Task brief:
Copy out each line that includes the word "Work".

[START OF Data in this exercise]

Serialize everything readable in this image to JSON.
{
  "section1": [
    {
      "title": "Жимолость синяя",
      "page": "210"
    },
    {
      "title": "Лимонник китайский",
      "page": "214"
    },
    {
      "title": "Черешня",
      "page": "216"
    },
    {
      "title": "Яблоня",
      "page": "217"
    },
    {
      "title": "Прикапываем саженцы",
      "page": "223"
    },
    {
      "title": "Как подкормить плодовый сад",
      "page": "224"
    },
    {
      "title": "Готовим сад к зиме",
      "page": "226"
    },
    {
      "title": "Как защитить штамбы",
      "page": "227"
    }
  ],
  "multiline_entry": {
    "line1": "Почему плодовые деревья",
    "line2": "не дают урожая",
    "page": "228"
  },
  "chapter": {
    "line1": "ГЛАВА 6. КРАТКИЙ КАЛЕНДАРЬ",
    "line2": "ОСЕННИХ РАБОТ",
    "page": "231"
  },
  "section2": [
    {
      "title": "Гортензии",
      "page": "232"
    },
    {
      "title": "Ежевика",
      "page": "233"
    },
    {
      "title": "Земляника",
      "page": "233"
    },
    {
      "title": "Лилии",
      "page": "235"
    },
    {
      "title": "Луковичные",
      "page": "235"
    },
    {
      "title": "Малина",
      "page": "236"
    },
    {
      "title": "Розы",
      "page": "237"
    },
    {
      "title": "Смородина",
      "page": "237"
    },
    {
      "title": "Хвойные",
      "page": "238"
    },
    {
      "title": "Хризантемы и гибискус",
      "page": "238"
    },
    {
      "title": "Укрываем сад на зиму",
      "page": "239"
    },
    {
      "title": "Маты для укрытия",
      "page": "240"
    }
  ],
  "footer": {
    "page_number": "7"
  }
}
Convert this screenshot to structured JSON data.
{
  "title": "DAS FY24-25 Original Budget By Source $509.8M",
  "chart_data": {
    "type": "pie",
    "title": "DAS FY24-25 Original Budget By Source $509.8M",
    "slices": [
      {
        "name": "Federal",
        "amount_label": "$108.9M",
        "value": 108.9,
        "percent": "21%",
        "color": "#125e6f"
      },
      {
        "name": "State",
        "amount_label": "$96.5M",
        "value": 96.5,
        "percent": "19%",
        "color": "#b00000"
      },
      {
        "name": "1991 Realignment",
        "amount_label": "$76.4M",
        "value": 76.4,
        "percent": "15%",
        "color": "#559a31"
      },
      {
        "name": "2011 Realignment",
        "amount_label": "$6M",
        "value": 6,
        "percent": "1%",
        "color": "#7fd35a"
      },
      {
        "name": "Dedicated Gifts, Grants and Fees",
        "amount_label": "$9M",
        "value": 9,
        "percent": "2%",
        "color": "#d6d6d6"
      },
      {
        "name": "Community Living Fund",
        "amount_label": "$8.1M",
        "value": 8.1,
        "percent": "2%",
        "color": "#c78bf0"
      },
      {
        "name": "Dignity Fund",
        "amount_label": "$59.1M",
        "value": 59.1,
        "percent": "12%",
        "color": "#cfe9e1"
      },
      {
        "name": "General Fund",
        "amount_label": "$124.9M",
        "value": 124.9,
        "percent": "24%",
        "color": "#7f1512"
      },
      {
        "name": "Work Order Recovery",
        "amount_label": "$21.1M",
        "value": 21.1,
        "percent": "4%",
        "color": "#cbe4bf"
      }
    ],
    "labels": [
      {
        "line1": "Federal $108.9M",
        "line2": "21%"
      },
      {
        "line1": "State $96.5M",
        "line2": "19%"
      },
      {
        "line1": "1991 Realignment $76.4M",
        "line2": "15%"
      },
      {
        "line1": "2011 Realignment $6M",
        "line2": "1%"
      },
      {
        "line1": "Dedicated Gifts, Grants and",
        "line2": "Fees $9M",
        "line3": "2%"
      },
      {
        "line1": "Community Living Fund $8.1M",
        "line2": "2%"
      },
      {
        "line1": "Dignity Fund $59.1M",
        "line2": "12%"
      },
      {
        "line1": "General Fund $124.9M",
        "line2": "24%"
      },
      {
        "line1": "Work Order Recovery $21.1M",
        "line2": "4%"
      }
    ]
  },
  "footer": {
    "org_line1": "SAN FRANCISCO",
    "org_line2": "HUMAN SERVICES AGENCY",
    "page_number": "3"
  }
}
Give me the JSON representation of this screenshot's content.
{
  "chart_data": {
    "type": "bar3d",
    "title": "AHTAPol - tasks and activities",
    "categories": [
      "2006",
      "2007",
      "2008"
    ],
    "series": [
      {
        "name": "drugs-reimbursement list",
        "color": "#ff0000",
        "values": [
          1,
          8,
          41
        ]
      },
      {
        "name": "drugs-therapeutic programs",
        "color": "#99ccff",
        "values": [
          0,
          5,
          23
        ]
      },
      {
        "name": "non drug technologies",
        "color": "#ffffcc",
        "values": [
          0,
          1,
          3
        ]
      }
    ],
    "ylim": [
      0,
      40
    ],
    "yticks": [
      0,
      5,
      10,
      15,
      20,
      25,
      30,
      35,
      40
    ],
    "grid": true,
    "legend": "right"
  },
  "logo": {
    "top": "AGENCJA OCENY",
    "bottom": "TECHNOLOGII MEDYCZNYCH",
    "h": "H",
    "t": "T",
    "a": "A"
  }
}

[END OF Data in this exercise]
[START OF Data in this exercise]

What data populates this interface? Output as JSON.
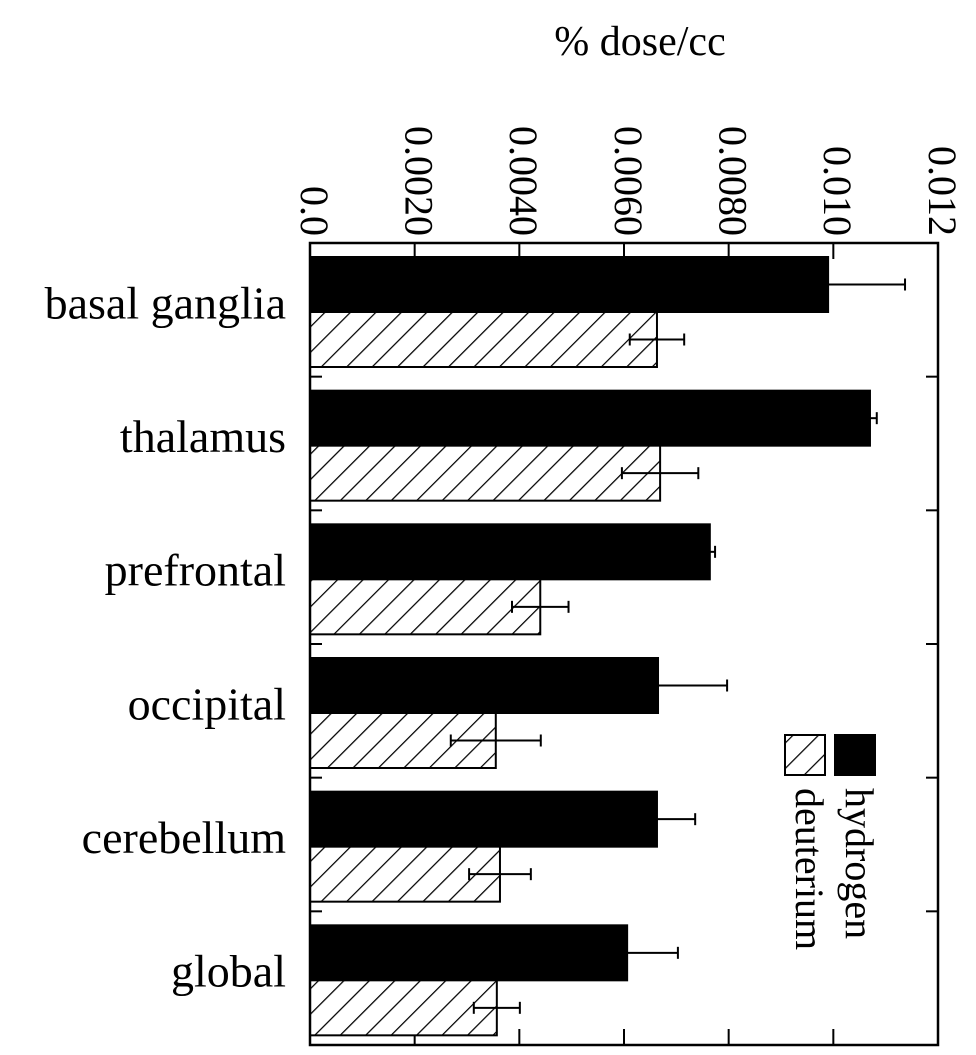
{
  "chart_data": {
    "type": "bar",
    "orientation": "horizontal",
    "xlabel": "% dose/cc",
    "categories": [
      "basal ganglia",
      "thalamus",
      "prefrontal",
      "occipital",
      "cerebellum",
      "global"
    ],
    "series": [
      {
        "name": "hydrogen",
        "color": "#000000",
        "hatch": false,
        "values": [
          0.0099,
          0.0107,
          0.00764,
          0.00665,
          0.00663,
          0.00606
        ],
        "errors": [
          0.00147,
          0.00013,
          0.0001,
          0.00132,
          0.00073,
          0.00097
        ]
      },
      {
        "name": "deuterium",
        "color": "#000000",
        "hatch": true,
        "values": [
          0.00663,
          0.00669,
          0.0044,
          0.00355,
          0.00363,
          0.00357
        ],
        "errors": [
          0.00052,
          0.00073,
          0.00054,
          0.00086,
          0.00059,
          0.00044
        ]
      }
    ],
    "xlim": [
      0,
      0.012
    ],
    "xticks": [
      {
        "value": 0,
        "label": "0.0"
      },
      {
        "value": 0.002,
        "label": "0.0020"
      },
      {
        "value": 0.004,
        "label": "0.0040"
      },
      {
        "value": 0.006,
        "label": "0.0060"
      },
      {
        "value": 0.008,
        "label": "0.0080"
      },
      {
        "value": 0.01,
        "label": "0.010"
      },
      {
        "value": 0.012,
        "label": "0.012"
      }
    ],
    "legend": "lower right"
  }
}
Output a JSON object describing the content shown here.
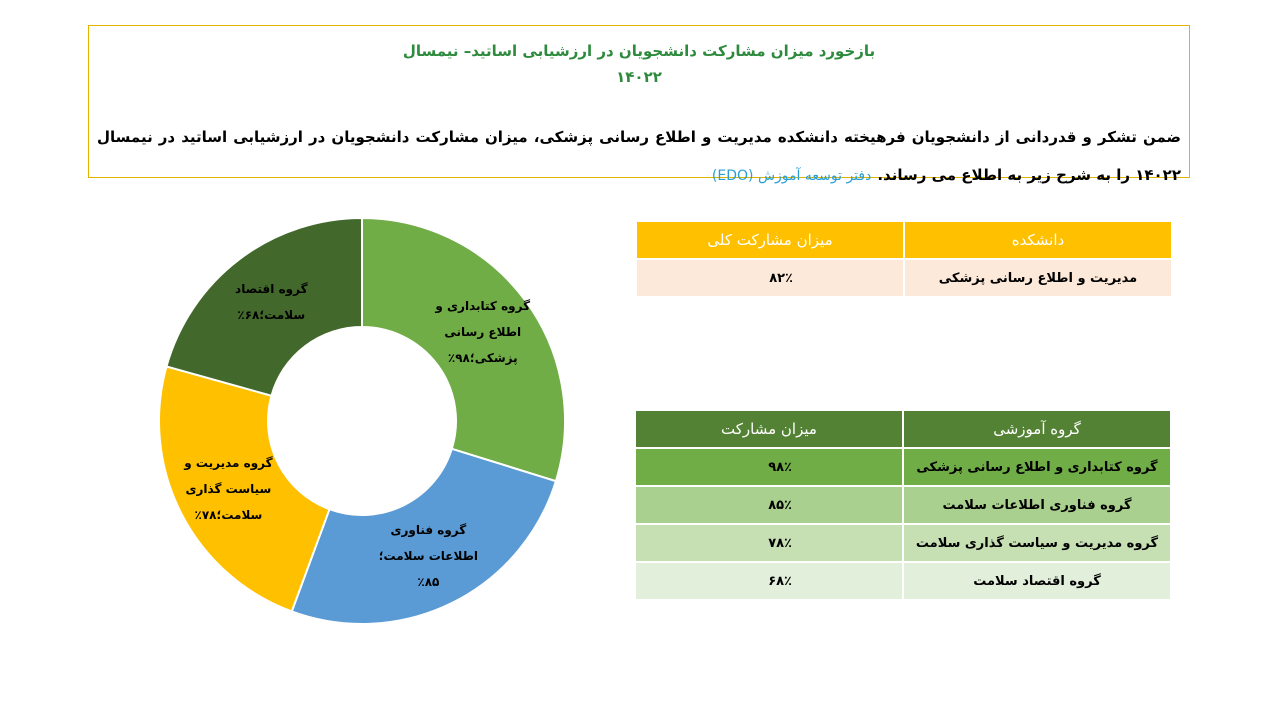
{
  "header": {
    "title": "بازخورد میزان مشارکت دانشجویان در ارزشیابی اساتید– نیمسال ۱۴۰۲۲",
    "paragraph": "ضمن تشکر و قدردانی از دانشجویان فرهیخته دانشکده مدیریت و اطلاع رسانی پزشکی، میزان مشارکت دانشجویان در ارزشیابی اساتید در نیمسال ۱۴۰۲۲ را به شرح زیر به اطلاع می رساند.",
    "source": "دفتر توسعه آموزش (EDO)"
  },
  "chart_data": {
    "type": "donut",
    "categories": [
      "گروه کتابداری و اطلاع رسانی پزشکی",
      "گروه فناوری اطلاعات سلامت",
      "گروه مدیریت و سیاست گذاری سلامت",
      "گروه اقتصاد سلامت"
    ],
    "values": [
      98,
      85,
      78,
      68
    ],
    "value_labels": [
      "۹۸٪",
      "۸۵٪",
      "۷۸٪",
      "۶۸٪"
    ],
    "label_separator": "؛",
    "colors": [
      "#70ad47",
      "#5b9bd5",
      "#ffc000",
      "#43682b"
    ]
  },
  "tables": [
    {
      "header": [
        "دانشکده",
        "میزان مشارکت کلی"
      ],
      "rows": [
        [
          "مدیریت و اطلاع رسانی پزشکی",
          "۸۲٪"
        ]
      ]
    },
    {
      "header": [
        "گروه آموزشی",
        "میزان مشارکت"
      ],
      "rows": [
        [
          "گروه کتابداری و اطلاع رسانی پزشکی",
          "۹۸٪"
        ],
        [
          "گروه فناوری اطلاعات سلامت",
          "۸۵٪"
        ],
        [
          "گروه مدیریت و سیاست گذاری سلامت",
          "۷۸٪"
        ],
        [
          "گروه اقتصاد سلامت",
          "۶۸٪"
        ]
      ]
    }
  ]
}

[END OF Data in this exercise]
[START OF Data in this exercise]

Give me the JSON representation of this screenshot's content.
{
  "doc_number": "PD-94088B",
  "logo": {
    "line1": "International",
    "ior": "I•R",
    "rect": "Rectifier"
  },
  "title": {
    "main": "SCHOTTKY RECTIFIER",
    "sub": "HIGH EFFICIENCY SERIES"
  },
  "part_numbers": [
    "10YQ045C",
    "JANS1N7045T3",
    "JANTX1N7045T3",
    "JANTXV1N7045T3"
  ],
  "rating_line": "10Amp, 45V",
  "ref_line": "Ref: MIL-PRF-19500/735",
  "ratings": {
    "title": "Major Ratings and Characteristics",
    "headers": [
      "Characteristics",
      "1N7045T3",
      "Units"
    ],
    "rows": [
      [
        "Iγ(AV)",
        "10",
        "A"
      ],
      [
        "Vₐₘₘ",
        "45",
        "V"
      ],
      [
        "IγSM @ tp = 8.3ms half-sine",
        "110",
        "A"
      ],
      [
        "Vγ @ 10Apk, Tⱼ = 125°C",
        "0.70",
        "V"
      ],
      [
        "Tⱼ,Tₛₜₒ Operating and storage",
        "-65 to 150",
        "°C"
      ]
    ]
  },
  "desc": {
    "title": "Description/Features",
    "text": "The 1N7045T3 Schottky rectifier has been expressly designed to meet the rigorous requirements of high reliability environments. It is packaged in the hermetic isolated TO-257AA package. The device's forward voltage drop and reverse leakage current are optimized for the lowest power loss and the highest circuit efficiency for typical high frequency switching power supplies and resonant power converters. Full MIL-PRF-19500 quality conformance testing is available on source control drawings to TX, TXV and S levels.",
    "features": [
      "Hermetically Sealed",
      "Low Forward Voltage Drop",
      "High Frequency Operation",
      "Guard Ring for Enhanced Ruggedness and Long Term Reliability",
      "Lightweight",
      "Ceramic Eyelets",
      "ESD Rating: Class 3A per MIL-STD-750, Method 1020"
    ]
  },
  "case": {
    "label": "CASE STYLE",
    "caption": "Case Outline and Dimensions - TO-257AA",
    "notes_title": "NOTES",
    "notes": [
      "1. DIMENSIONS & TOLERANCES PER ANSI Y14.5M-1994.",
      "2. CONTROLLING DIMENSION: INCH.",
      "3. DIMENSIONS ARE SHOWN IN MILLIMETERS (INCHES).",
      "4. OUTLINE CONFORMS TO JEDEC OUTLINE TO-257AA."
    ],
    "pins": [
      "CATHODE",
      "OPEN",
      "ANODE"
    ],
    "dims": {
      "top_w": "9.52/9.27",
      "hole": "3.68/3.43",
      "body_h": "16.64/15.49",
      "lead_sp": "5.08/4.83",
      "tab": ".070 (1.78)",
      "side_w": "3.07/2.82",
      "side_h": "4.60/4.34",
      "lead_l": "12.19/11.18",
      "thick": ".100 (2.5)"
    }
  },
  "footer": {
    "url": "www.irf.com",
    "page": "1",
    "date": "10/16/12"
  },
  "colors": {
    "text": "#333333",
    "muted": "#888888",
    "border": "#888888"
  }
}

[END OF Data in this exercise]

Exercise result:
        "name": "Work Order Recovery",
        "line1": "Work Order Recovery $21.1M",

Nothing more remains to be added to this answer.